## [Extracted data]
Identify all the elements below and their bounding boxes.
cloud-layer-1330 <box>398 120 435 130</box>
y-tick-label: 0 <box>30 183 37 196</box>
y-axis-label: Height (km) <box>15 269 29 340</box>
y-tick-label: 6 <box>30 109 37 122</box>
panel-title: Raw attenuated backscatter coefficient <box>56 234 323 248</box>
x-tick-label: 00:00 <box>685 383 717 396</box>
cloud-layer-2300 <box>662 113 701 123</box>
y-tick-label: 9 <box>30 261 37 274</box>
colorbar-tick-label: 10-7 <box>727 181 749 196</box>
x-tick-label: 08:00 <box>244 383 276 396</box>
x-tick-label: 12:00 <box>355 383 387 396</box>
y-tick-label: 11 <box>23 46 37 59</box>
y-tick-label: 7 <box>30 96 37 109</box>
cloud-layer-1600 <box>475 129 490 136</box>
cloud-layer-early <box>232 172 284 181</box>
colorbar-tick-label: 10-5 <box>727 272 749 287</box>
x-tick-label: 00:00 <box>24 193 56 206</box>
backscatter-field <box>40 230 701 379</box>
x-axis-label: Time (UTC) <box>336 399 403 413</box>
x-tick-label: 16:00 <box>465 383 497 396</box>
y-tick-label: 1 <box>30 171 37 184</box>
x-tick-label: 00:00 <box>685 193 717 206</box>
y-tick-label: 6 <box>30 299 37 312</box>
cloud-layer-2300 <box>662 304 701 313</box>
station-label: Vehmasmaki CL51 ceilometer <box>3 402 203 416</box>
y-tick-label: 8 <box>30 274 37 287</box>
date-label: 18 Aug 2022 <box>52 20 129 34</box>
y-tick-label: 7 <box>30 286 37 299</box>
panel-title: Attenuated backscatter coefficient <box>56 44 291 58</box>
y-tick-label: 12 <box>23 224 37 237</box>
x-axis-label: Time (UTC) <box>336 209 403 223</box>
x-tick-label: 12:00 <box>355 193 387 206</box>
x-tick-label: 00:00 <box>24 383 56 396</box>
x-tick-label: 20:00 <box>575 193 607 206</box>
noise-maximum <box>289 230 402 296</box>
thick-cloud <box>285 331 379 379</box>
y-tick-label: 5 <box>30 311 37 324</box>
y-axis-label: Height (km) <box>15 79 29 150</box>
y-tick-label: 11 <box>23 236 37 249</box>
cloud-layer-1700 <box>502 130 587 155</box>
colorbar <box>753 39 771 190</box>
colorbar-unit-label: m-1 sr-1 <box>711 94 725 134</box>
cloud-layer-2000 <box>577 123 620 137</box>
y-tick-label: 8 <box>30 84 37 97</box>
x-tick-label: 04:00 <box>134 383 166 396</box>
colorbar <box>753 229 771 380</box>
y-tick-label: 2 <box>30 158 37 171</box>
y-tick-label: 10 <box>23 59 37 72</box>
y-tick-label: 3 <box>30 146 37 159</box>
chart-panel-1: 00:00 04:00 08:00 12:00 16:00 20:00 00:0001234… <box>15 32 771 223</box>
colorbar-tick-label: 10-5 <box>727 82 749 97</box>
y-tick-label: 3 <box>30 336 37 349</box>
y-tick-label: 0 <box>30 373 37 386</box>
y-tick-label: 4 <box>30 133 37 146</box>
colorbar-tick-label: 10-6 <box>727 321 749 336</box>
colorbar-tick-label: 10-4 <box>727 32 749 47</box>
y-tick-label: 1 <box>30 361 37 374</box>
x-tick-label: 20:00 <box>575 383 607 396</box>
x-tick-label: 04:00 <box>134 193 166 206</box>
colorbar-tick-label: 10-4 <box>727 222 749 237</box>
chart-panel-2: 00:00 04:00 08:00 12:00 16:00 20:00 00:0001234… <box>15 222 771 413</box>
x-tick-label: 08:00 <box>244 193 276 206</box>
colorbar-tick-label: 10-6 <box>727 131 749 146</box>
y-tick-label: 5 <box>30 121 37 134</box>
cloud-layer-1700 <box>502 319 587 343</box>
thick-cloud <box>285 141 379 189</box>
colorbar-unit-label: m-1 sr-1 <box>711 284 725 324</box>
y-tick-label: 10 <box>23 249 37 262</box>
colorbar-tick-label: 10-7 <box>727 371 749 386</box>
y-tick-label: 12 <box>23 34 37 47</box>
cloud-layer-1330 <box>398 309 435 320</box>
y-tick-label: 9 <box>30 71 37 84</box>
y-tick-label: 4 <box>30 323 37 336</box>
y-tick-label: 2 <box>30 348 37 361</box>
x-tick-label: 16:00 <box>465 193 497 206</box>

## [What you are asked to do]
Write out every line of the material above word for word, keeping the original order.

## [Exercise solution]
Identify all the elements below and their bounding boxes.
cloud-layer-1330 <box>398 120 435 130</box>
y-tick-label: 0 <box>30 183 37 196</box>
y-axis-label: Height (km) <box>15 269 29 340</box>
y-tick-label: 6 <box>30 109 37 122</box>
panel-title: Raw attenuated backscatter coefficient <box>56 234 323 248</box>
x-tick-label: 00:00 <box>685 383 717 396</box>
cloud-layer-2300 <box>662 113 701 123</box>
y-tick-label: 9 <box>30 261 37 274</box>
colorbar-tick-label: 10-7 <box>727 181 749 196</box>
x-tick-label: 08:00 <box>244 383 276 396</box>
x-tick-label: 12:00 <box>355 383 387 396</box>
y-tick-label: 11 <box>23 46 37 59</box>
y-tick-label: 7 <box>30 96 37 109</box>
cloud-layer-1600 <box>475 129 490 136</box>
cloud-layer-early <box>232 172 284 181</box>
colorbar-tick-label: 10-5 <box>727 272 749 287</box>
x-tick-label: 00:00 <box>24 193 56 206</box>
backscatter-field <box>40 230 701 379</box>
x-axis-label: Time (UTC) <box>336 399 403 413</box>
x-tick-label: 16:00 <box>465 383 497 396</box>
y-tick-label: 1 <box>30 171 37 184</box>
x-tick-label: 00:00 <box>685 193 717 206</box>
y-tick-label: 6 <box>30 299 37 312</box>
cloud-layer-2300 <box>662 304 701 313</box>
station-label: Vehmasmaki CL51 ceilometer <box>3 402 203 416</box>
y-tick-label: 8 <box>30 274 37 287</box>
date-label: 18 Aug 2022 <box>52 20 129 34</box>
y-tick-label: 7 <box>30 286 37 299</box>
panel-title: Attenuated backscatter coefficient <box>56 44 291 58</box>
y-tick-label: 12 <box>23 224 37 237</box>
x-axis-label: Time (UTC) <box>336 209 403 223</box>
x-tick-label: 12:00 <box>355 193 387 206</box>
x-tick-label: 00:00 <box>24 383 56 396</box>
x-tick-label: 20:00 <box>575 193 607 206</box>
noise-maximum <box>289 230 402 296</box>
thick-cloud <box>285 331 379 379</box>
y-tick-label: 5 <box>30 311 37 324</box>
y-axis-label: Height (km) <box>15 79 29 150</box>
y-tick-label: 11 <box>23 236 37 249</box>
cloud-layer-1700 <box>502 130 587 155</box>
colorbar <box>753 39 771 190</box>
colorbar-unit-label: m-1 sr-1 <box>711 94 725 134</box>
cloud-layer-2000 <box>577 123 620 137</box>
y-tick-label: 8 <box>30 84 37 97</box>
x-tick-label: 04:00 <box>134 383 166 396</box>
colorbar <box>753 229 771 380</box>
y-tick-label: 2 <box>30 158 37 171</box>
y-tick-label: 10 <box>23 59 37 72</box>
y-tick-label: 3 <box>30 146 37 159</box>
chart-panel-1: 00:00 04:00 08:00 12:00 16:00 20:00 00:0001234… <box>15 32 771 223</box>
colorbar-tick-label: 10-5 <box>727 82 749 97</box>
y-tick-label: 3 <box>30 336 37 349</box>
y-tick-label: 0 <box>30 373 37 386</box>
y-tick-label: 4 <box>30 133 37 146</box>
colorbar-tick-label: 10-6 <box>727 321 749 336</box>
colorbar-tick-label: 10-4 <box>727 32 749 47</box>
y-tick-label: 1 <box>30 361 37 374</box>
x-tick-label: 20:00 <box>575 383 607 396</box>
x-tick-label: 04:00 <box>134 193 166 206</box>
colorbar-tick-label: 10-4 <box>727 222 749 237</box>
chart-panel-2: 00:00 04:00 08:00 12:00 16:00 20:00 00:0001234… <box>15 222 771 413</box>
x-tick-label: 08:00 <box>244 193 276 206</box>
colorbar-tick-label: 10-6 <box>727 131 749 146</box>
y-tick-label: 5 <box>30 121 37 134</box>
cloud-layer-1700 <box>502 319 587 343</box>
thick-cloud <box>285 141 379 189</box>
colorbar-unit-label: m-1 sr-1 <box>711 284 725 324</box>
y-tick-label: 10 <box>23 249 37 262</box>
colorbar-tick-label: 10-7 <box>727 371 749 386</box>
y-tick-label: 12 <box>23 34 37 47</box>
cloud-layer-1330 <box>398 309 435 320</box>
y-tick-label: 9 <box>30 71 37 84</box>
y-tick-label: 4 <box>30 323 37 336</box>
y-tick-label: 2 <box>30 348 37 361</box>
x-tick-label: 16:00 <box>465 193 497 206</box>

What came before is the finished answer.